REQUIREMENT →
Omit all pictures. Copy the rest of the material exactly.

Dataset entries
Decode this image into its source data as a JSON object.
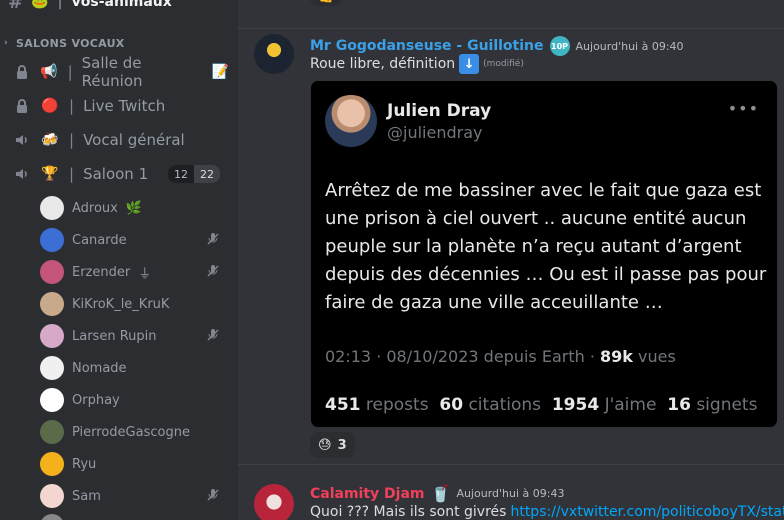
{
  "sidebar": {
    "top_channel": {
      "icon": "hash-icon",
      "emoji": "🐸",
      "label": "vos-animaux"
    },
    "category": {
      "label": "SALONS VOCAUX"
    },
    "voice_channels": [
      {
        "icon": "lock-icon",
        "emoji": "📢",
        "label": "Salle de Réunion",
        "trail_emoji": "📝"
      },
      {
        "icon": "lock-icon",
        "emoji": "🔴",
        "label": "Live Twitch"
      },
      {
        "icon": "speaker-icon",
        "emoji": "🍻",
        "label": "Vocal général"
      },
      {
        "icon": "speaker-icon",
        "emoji": "🏆",
        "label": "Saloon 1",
        "count_a": "12",
        "count_b": "22"
      }
    ],
    "users": [
      {
        "name": "Adroux",
        "suffix": "🌿",
        "muted": false,
        "avatar_color": "#e8e8e8"
      },
      {
        "name": "Canarde",
        "suffix": "",
        "muted": true,
        "avatar_color": "#3b6fd6"
      },
      {
        "name": "Erzender",
        "suffix": "⏚",
        "muted": true,
        "avatar_color": "#c4547a"
      },
      {
        "name": "KiKroK_le_KruK",
        "suffix": "",
        "muted": false,
        "avatar_color": "#c9a98b"
      },
      {
        "name": "Larsen Rupin",
        "suffix": "",
        "muted": true,
        "avatar_color": "#d7a9c8"
      },
      {
        "name": "Nomade",
        "suffix": "",
        "muted": false,
        "avatar_color": "#f0f0f0"
      },
      {
        "name": "Orphay",
        "suffix": "",
        "muted": false,
        "avatar_color": "#ffffff"
      },
      {
        "name": "PierrodeGascogne",
        "suffix": "",
        "muted": false,
        "avatar_color": "#5a6b4a"
      },
      {
        "name": "Ryu",
        "suffix": "",
        "muted": false,
        "avatar_color": "#f3b21c"
      },
      {
        "name": "Sam",
        "suffix": "",
        "muted": true,
        "avatar_color": "#f4d6d0"
      }
    ]
  },
  "messages": [
    {
      "author": "Mr Gogodanseuse - Guillotine",
      "author_color": "#3aa0e8",
      "badge": "10P",
      "timestamp": "Aujourd'hui à 09:40",
      "text": "Roue libre, définition",
      "edited": "(modifié)",
      "tweet": {
        "name": "Julien Dray",
        "handle": "@juliendray",
        "body": "Arrêtez de me bassiner avec le fait que gaza est une prison à ciel ouvert ..  aucune entité aucun peuple sur la planète n’a reçu autant d’argent depuis des décennies … Ou est il passe pas pour faire de gaza une ville acceuillante …",
        "meta": "02:13 · 08/10/2023 depuis Earth ·",
        "views_value": "89k",
        "views_label": "vues",
        "reposts_value": "451",
        "reposts_label": "reposts",
        "quotes_value": "60",
        "quotes_label": "citations",
        "likes_value": "1954",
        "likes_label": "J'aime",
        "bookmarks_value": "16",
        "bookmarks_label": "signets"
      },
      "reaction": {
        "emoji": "😓",
        "count": "3"
      }
    },
    {
      "author": "Calamity Djam",
      "author_color": "#f23f5a",
      "author_emoji": "🥤",
      "timestamp": "Aujourd'hui à 09:43",
      "text": "Quoi ??? Mais ils sont givrés",
      "link": "https://vxtwitter.com/politicoboyTX/status"
    }
  ]
}
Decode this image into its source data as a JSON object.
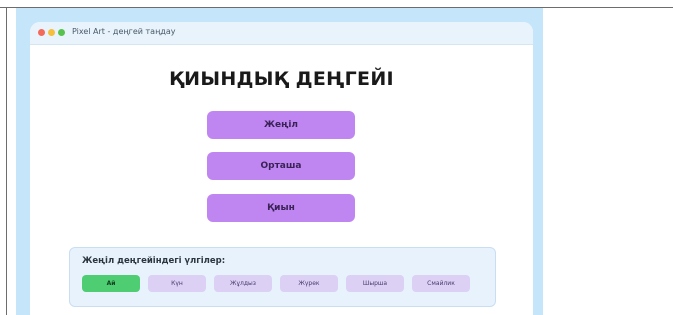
{
  "window": {
    "title": "Pixel Art - деңгей таңдау"
  },
  "heading": "ҚИЫНДЫҚ ДЕҢГЕЙІ",
  "difficulty_buttons": [
    {
      "label": "Жеңіл"
    },
    {
      "label": "Орташа"
    },
    {
      "label": "Қиын"
    }
  ],
  "patterns": {
    "title": "Жеңіл деңгейіндегі үлгілер:",
    "items": [
      {
        "label": "Ай",
        "active": true
      },
      {
        "label": "Күн",
        "active": false
      },
      {
        "label": "Жұлдыз",
        "active": false
      },
      {
        "label": "Жүрек",
        "active": false
      },
      {
        "label": "Шырша",
        "active": false
      },
      {
        "label": "Смайлик",
        "active": false
      }
    ]
  },
  "colors": {
    "background": "#c5e5fa",
    "button": "#bf86f2",
    "active_chip": "#4fcd72",
    "chip": "#dcd0f5"
  }
}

SOLUTION →
Decode this image into its source data as a JSON object.
{
  "sidebar": {
    "top_channel": {
      "icon": "hash-icon",
      "emoji": "🐸",
      "label": "vos-animaux"
    },
    "category": {
      "label": "SALONS VOCAUX"
    },
    "voice_channels": [
      {
        "icon": "lock-icon",
        "emoji": "📢",
        "label": "Salle de Réunion",
        "trail_emoji": "📝"
      },
      {
        "icon": "lock-icon",
        "emoji": "🔴",
        "label": "Live Twitch"
      },
      {
        "icon": "speaker-icon",
        "emoji": "🍻",
        "label": "Vocal général"
      },
      {
        "icon": "speaker-icon",
        "emoji": "🏆",
        "label": "Saloon 1",
        "count_a": "12",
        "count_b": "22"
      }
    ],
    "users": [
      {
        "name": "Adroux",
        "suffix": "🌿",
        "muted": false,
        "avatar_color": "#e8e8e8"
      },
      {
        "name": "Canarde",
        "suffix": "",
        "muted": true,
        "avatar_color": "#3b6fd6"
      },
      {
        "name": "Erzender",
        "suffix": "⏚",
        "muted": true,
        "avatar_color": "#c4547a"
      },
      {
        "name": "KiKroK_le_KruK",
        "suffix": "",
        "muted": false,
        "avatar_color": "#c9a98b"
      },
      {
        "name": "Larsen Rupin",
        "suffix": "",
        "muted": true,
        "avatar_color": "#d7a9c8"
      },
      {
        "name": "Nomade",
        "suffix": "",
        "muted": false,
        "avatar_color": "#f0f0f0"
      },
      {
        "name": "Orphay",
        "suffix": "",
        "muted": false,
        "avatar_color": "#ffffff"
      },
      {
        "name": "PierrodeGascogne",
        "suffix": "",
        "muted": false,
        "avatar_color": "#5a6b4a"
      },
      {
        "name": "Ryu",
        "suffix": "",
        "muted": false,
        "avatar_color": "#f3b21c"
      },
      {
        "name": "Sam",
        "suffix": "",
        "muted": true,
        "avatar_color": "#f4d6d0"
      }
    ]
  },
  "messages": [
    {
      "author": "Mr Gogodanseuse - Guillotine",
      "author_color": "#3aa0e8",
      "badge": "10P",
      "timestamp": "Aujourd'hui à 09:40",
      "text": "Roue libre, définition",
      "edited": "(modifié)",
      "tweet": {
        "name": "Julien Dray",
        "handle": "@juliendray",
        "body": "Arrêtez de me bassiner avec le fait que gaza est une prison à ciel ouvert ..  aucune entité aucun peuple sur la planète n’a reçu autant d’argent depuis des décennies … Ou est il passe pas pour faire de gaza une ville acceuillante …",
        "meta": "02:13 · 08/10/2023 depuis Earth ·",
        "views_value": "89k",
        "views_label": "vues",
        "reposts_value": "451",
        "reposts_label": "reposts",
        "quotes_value": "60",
        "quotes_label": "citations",
        "likes_value": "1954",
        "likes_label": "J'aime",
        "bookmarks_value": "16",
        "bookmarks_label": "signets"
      },
      "reaction": {
        "emoji": "😓",
        "count": "3"
      }
    },
    {
      "author": "Calamity Djam",
      "author_color": "#f23f5a",
      "author_emoji": "🥤",
      "timestamp": "Aujourd'hui à 09:43",
      "text": "Quoi ??? Mais ils sont givrés",
      "link": "https://vxtwitter.com/politicoboyTX/status"
    }
  ]
}
Decode this image into its source data as a JSON object.
{
  "window": {
    "title": "Pixel Art - деңгей таңдау"
  },
  "heading": "ҚИЫНДЫҚ ДЕҢГЕЙІ",
  "difficulty_buttons": [
    {
      "label": "Жеңіл"
    },
    {
      "label": "Орташа"
    },
    {
      "label": "Қиын"
    }
  ],
  "patterns": {
    "title": "Жеңіл деңгейіндегі үлгілер:",
    "items": [
      {
        "label": "Ай",
        "active": true
      },
      {
        "label": "Күн",
        "active": false
      },
      {
        "label": "Жұлдыз",
        "active": false
      },
      {
        "label": "Жүрек",
        "active": false
      },
      {
        "label": "Шырша",
        "active": false
      },
      {
        "label": "Смайлик",
        "active": false
      }
    ]
  },
  "colors": {
    "background": "#c5e5fa",
    "button": "#bf86f2",
    "active_chip": "#4fcd72",
    "chip": "#dcd0f5"
  }
}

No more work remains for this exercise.